* _Directive_: Repeat the material verbatim and drop the pictures.
════════
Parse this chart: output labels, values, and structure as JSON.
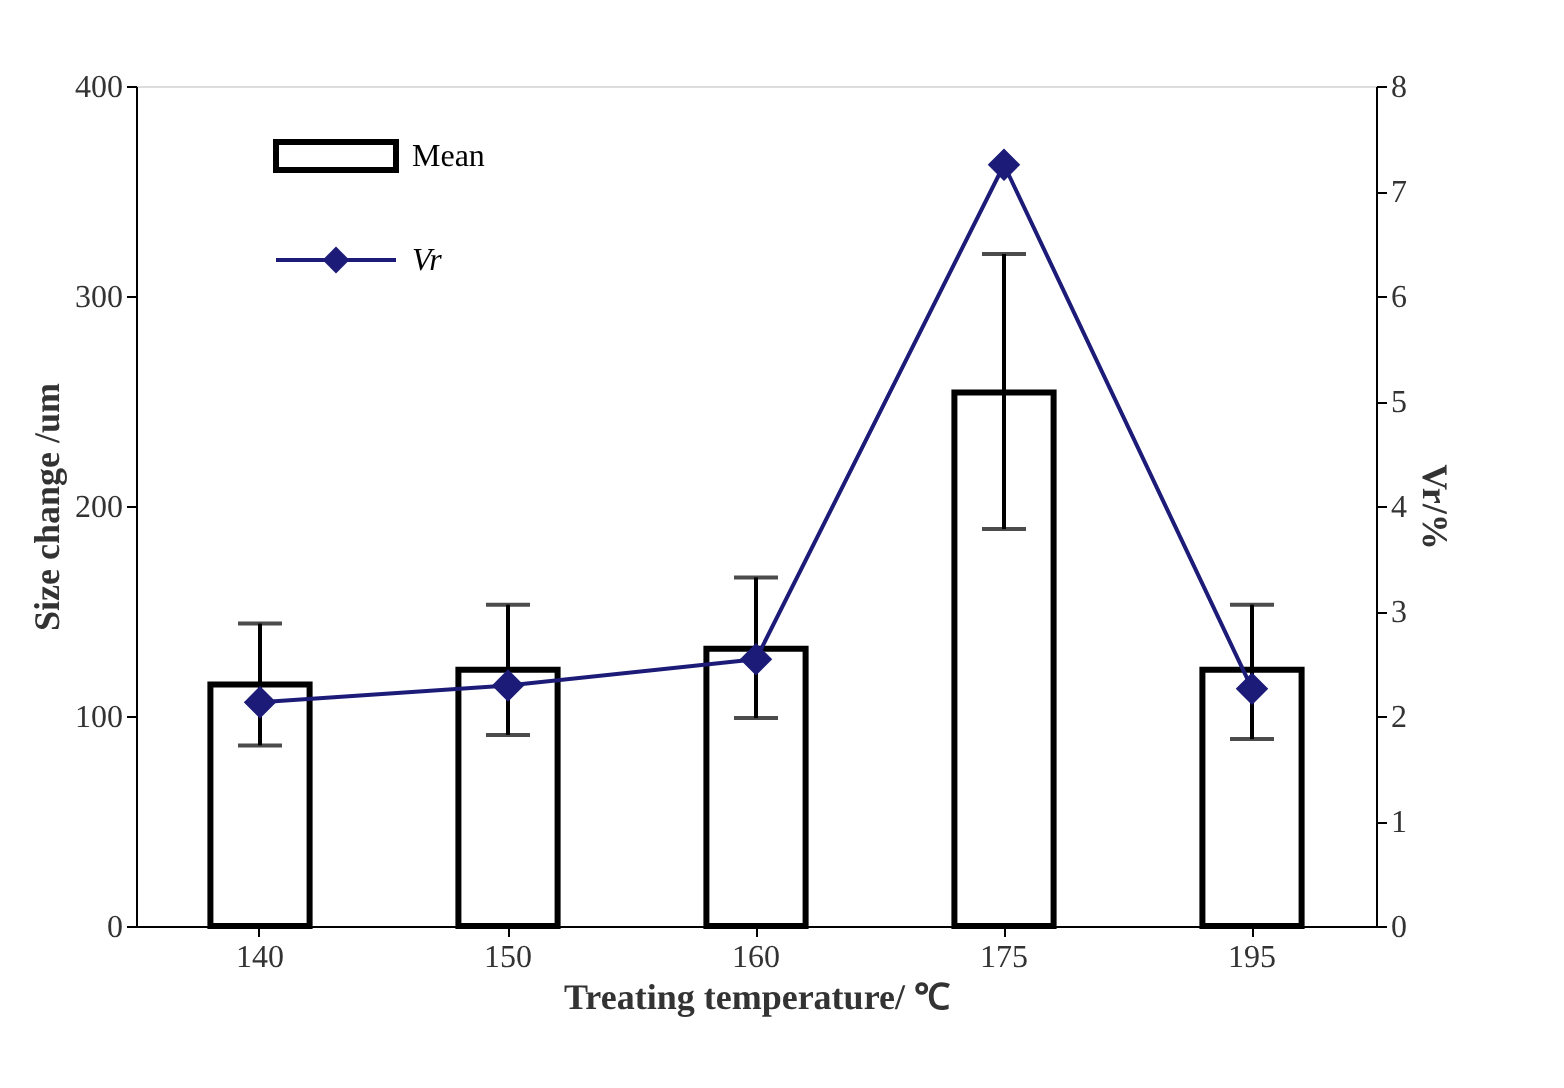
{
  "chart_data": {
    "type": "bar",
    "xlabel": "Treating temperature/ ℃",
    "ylabel": "Size change /um",
    "y2label": "Vr/%",
    "categories": [
      "140",
      "150",
      "160",
      "175",
      "195"
    ],
    "series": [
      {
        "name": "Mean",
        "color": "#ffffff",
        "values": [
          115,
          122,
          132,
          254,
          122
        ],
        "errors": [
          [
            86,
            144
          ],
          [
            91,
            153
          ],
          [
            99,
            166
          ],
          [
            189,
            320
          ],
          [
            89,
            153
          ]
        ]
      },
      {
        "name": "Vr",
        "type": "line",
        "axis": "y2",
        "color": "#1c1c78",
        "values": [
          2.13,
          2.29,
          2.54,
          7.25,
          2.26
        ],
        "marker": "diamond",
        "line_style": "solid"
      }
    ],
    "ylim": [
      0,
      400
    ],
    "yticks": [
      0,
      100,
      200,
      300,
      400
    ],
    "y2lim": [
      0,
      8
    ],
    "y2ticks": [
      0,
      1,
      2,
      3,
      4,
      5,
      6,
      7,
      8
    ],
    "grid": false,
    "legend": "top left"
  }
}
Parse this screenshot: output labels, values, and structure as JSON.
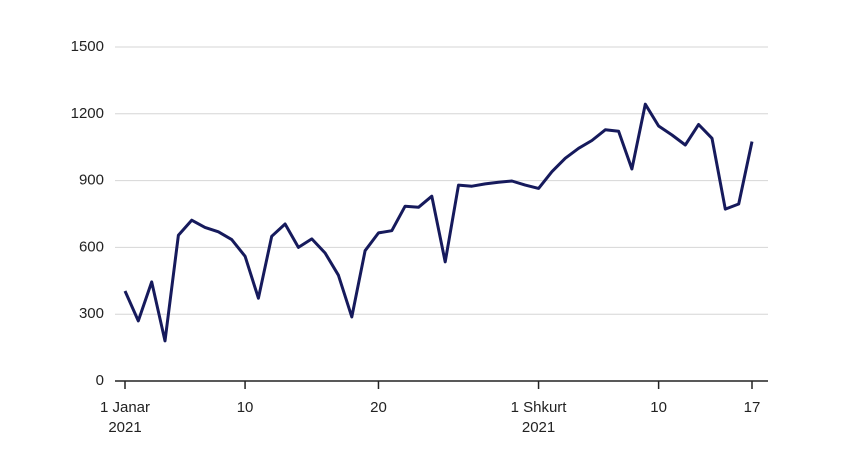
{
  "chart_data": {
    "type": "line",
    "categories": [
      "1 Janar 2021",
      null,
      null,
      null,
      null,
      null,
      null,
      null,
      null,
      "10",
      null,
      null,
      null,
      null,
      null,
      null,
      null,
      null,
      null,
      "20",
      null,
      null,
      null,
      null,
      null,
      null,
      null,
      null,
      null,
      null,
      null,
      "1 Shkurt 2021",
      null,
      null,
      null,
      null,
      null,
      null,
      null,
      null,
      "10",
      null,
      null,
      null,
      null,
      null,
      null,
      "17"
    ],
    "series": [
      {
        "color": "#161a5c",
        "values": [
          404,
          270,
          445,
          180,
          655,
          722,
          690,
          670,
          635,
          560,
          372,
          650,
          705,
          600,
          638,
          575,
          475,
          288,
          585,
          665,
          675,
          785,
          780,
          830,
          535,
          880,
          875,
          885,
          893,
          898,
          880,
          865,
          940,
          1000,
          1045,
          1080,
          1128,
          1122,
          952,
          1243,
          1145,
          1105,
          1060,
          1152,
          1090,
          772,
          795,
          1075
        ]
      }
    ],
    "ylim": [
      0,
      1500
    ],
    "yticks": [
      0,
      300,
      600,
      900,
      1200,
      1500
    ],
    "grid": true
  }
}
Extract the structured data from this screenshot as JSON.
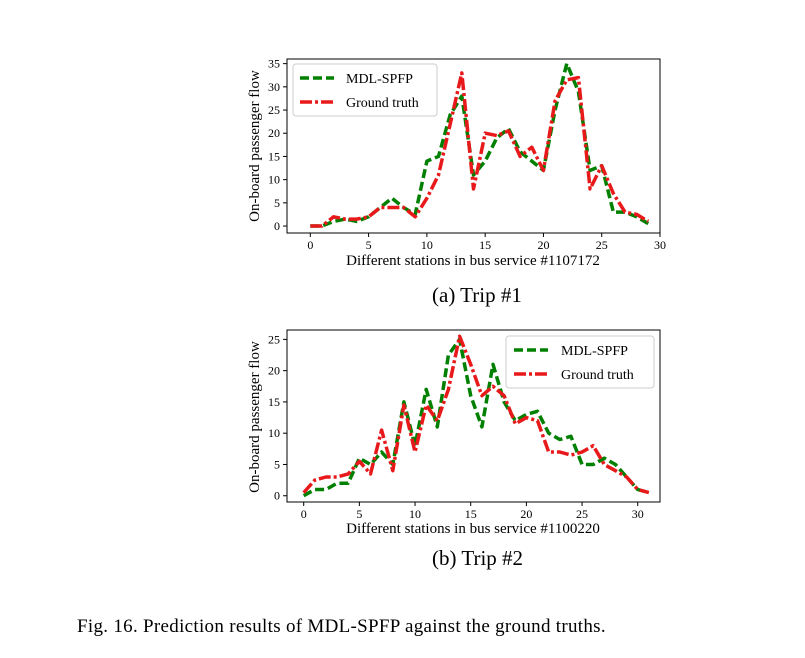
════════
* _Finished task_:
Parse this chart: output labels, values, and structure as JSON.
{
  "chart_data": {
    "type": "bar",
    "xlabel": "Treating temperature/ ℃",
    "ylabel": "Size change /um",
    "y2label": "Vr/%",
    "categories": [
      "140",
      "150",
      "160",
      "175",
      "195"
    ],
    "series": [
      {
        "name": "Mean",
        "color": "#ffffff",
        "values": [
          115,
          122,
          132,
          254,
          122
        ],
        "errors": [
          [
            86,
            144
          ],
          [
            91,
            153
          ],
          [
            99,
            166
          ],
          [
            189,
            320
          ],
          [
            89,
            153
          ]
        ]
      },
      {
        "name": "Vr",
        "type": "line",
        "axis": "y2",
        "color": "#1c1c78",
        "values": [
          2.13,
          2.29,
          2.54,
          7.25,
          2.26
        ],
        "marker": "diamond",
        "line_style": "solid"
      }
    ],
    "ylim": [
      0,
      400
    ],
    "yticks": [
      0,
      100,
      200,
      300,
      400
    ],
    "y2lim": [
      0,
      8
    ],
    "y2ticks": [
      0,
      1,
      2,
      3,
      4,
      5,
      6,
      7,
      8
    ],
    "grid": false,
    "legend": "top left"
  }
}
Parse this screenshot: output labels, values, and structure as JSON.
{
  "chart_data": {
    "type": "line",
    "categories": [
      "1 Janar 2021",
      null,
      null,
      null,
      null,
      null,
      null,
      null,
      null,
      "10",
      null,
      null,
      null,
      null,
      null,
      null,
      null,
      null,
      null,
      "20",
      null,
      null,
      null,
      null,
      null,
      null,
      null,
      null,
      null,
      null,
      null,
      "1 Shkurt 2021",
      null,
      null,
      null,
      null,
      null,
      null,
      null,
      null,
      "10",
      null,
      null,
      null,
      null,
      null,
      null,
      "17"
    ],
    "series": [
      {
        "color": "#161a5c",
        "values": [
          404,
          270,
          445,
          180,
          655,
          722,
          690,
          670,
          635,
          560,
          372,
          650,
          705,
          600,
          638,
          575,
          475,
          288,
          585,
          665,
          675,
          785,
          780,
          830,
          535,
          880,
          875,
          885,
          893,
          898,
          880,
          865,
          940,
          1000,
          1045,
          1080,
          1128,
          1122,
          952,
          1243,
          1145,
          1105,
          1060,
          1152,
          1090,
          772,
          795,
          1075
        ]
      }
    ],
    "ylim": [
      0,
      1500
    ],
    "yticks": [
      0,
      300,
      600,
      900,
      1200,
      1500
    ],
    "grid": true
  }
}
Extract the structured data from this screenshot as JSON.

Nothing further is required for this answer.